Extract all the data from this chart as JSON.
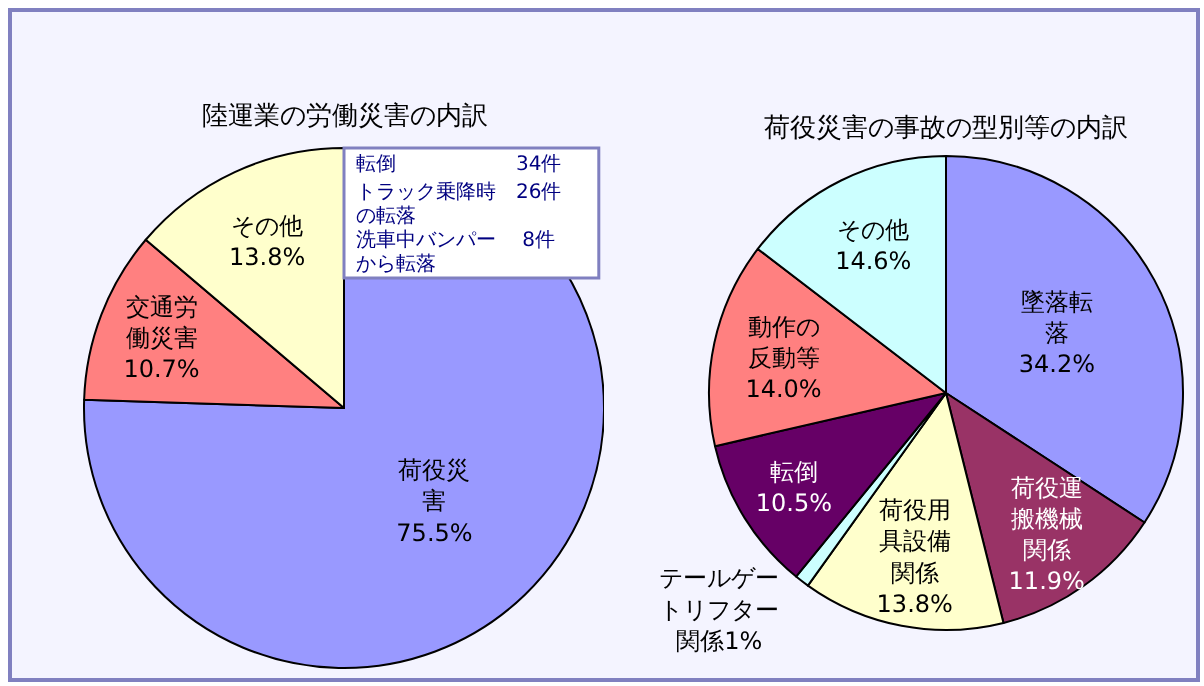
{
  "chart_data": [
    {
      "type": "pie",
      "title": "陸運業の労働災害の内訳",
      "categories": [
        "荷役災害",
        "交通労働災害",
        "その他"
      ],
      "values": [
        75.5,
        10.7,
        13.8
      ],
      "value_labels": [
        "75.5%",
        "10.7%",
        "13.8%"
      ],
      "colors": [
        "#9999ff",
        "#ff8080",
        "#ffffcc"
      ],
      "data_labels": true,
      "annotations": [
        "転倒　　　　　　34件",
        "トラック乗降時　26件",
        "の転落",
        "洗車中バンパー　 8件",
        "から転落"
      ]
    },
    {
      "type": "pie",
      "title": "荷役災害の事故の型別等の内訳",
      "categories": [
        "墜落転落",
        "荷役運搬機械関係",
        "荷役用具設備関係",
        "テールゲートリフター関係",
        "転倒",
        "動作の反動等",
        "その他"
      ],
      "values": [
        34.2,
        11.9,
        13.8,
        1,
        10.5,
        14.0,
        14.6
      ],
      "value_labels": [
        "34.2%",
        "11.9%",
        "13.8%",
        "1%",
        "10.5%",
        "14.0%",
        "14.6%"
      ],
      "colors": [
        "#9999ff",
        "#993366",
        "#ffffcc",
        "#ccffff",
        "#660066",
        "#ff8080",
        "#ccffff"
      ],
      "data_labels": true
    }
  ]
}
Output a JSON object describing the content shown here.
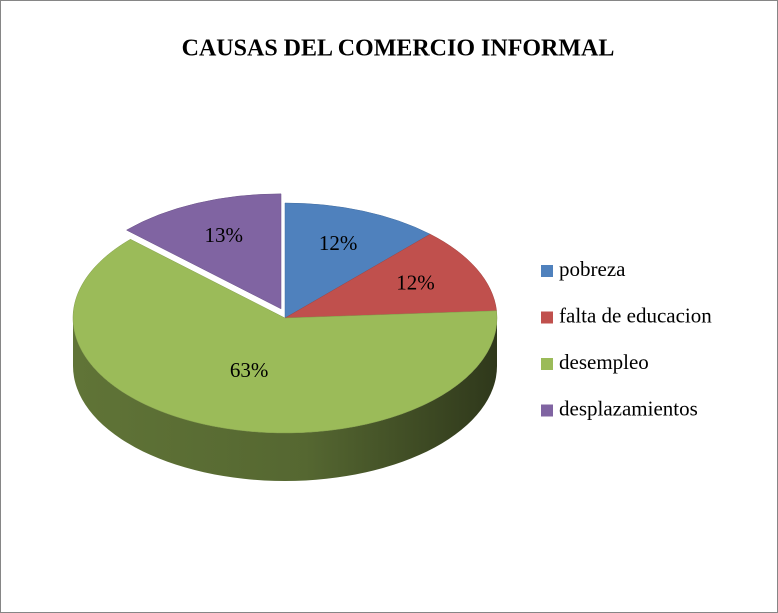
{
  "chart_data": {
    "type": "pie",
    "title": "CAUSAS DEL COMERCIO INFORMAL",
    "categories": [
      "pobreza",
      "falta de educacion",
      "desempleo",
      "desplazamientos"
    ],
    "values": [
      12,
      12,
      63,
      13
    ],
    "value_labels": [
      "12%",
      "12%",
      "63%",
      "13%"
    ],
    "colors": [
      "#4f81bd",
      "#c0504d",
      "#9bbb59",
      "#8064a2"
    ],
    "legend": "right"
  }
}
....
**GOAL**.
Copy the material above in full and exactly, skipping pictures.

**RESPONSE TO THIS EXERCISE**.
Extract all the data from this chart as JSON.
{
  "chart_data": [
    {
      "type": "pie",
      "title": "陸運業の労働災害の内訳",
      "categories": [
        "荷役災害",
        "交通労働災害",
        "その他"
      ],
      "values": [
        75.5,
        10.7,
        13.8
      ],
      "value_labels": [
        "75.5%",
        "10.7%",
        "13.8%"
      ],
      "colors": [
        "#9999ff",
        "#ff8080",
        "#ffffcc"
      ],
      "data_labels": true,
      "annotations": [
        "転倒　　　　　　34件",
        "トラック乗降時　26件",
        "の転落",
        "洗車中バンパー　 8件",
        "から転落"
      ]
    },
    {
      "type": "pie",
      "title": "荷役災害の事故の型別等の内訳",
      "categories": [
        "墜落転落",
        "荷役運搬機械関係",
        "荷役用具設備関係",
        "テールゲートリフター関係",
        "転倒",
        "動作の反動等",
        "その他"
      ],
      "values": [
        34.2,
        11.9,
        13.8,
        1,
        10.5,
        14.0,
        14.6
      ],
      "value_labels": [
        "34.2%",
        "11.9%",
        "13.8%",
        "1%",
        "10.5%",
        "14.0%",
        "14.6%"
      ],
      "colors": [
        "#9999ff",
        "#993366",
        "#ffffcc",
        "#ccffff",
        "#660066",
        "#ff8080",
        "#ccffff"
      ],
      "data_labels": true
    }
  ]
}
Output a JSON object describing the content shown here.
{
  "chart_data": {
    "type": "pie",
    "title": "CAUSAS DEL COMERCIO INFORMAL",
    "categories": [
      "pobreza",
      "falta de educacion",
      "desempleo",
      "desplazamientos"
    ],
    "values": [
      12,
      12,
      63,
      13
    ],
    "value_labels": [
      "12%",
      "12%",
      "63%",
      "13%"
    ],
    "colors": [
      "#4f81bd",
      "#c0504d",
      "#9bbb59",
      "#8064a2"
    ],
    "legend": "right"
  }
}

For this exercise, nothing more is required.